**BRIEF**: Write each line out again exactly as written.

[START OF LISTING]

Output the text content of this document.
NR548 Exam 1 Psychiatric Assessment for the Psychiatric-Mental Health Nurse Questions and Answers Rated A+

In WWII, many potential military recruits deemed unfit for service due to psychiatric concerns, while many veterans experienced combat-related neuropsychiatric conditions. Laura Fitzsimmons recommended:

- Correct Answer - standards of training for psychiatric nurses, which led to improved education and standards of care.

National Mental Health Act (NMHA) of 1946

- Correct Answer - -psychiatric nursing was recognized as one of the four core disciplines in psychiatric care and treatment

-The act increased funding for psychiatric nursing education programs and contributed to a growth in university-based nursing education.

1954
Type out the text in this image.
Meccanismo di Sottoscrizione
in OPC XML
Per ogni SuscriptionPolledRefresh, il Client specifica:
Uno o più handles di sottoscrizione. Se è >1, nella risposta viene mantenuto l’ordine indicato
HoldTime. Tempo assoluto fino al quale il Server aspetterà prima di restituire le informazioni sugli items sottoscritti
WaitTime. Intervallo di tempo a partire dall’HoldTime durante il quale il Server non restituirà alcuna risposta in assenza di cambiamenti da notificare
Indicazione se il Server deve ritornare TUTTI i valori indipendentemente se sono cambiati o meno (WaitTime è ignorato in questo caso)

[END OF LISTING]

**WRITTEN RESPONSE**:
Output the text content of this document.
NR548 Exam 1 Psychiatric Assessment for the Psychiatric-Mental Health Nurse Questions and Answers Rated A+

In WWII, many potential military recruits deemed unfit for service due to psychiatric concerns, while many veterans experienced combat-related neuropsychiatric conditions. Laura Fitzsimmons recommended:

- Correct Answer - standards of training for psychiatric nurses, which led to improved education and standards of care.

National Mental Health Act (NMHA) of 1946

- Correct Answer - -psychiatric nursing was recognized as one of the four core disciplines in psychiatric care and treatment

-The act increased funding for psychiatric nursing education programs and contributed to a growth in university-based nursing education.

1954
Type out the text in this image.
Meccanismo di Sottoscrizione
in OPC XML
Per ogni SuscriptionPolledRefresh, il Client specifica:
Uno o più handles di sottoscrizione. Se è >1, nella risposta viene mantenuto l’ordine indicato
HoldTime. Tempo assoluto fino al quale il Server aspetterà prima di restituire le informazioni sugli items sottoscritti
WaitTime. Intervallo di tempo a partire dall’HoldTime durante il quale il Server non restituirà alcuna risposta in assenza di cambiamenti da notificare
Indicazione se il Server deve ritornare TUTTI i valori indipendentemente se sono cambiati o meno (WaitTime è ignorato in questo caso)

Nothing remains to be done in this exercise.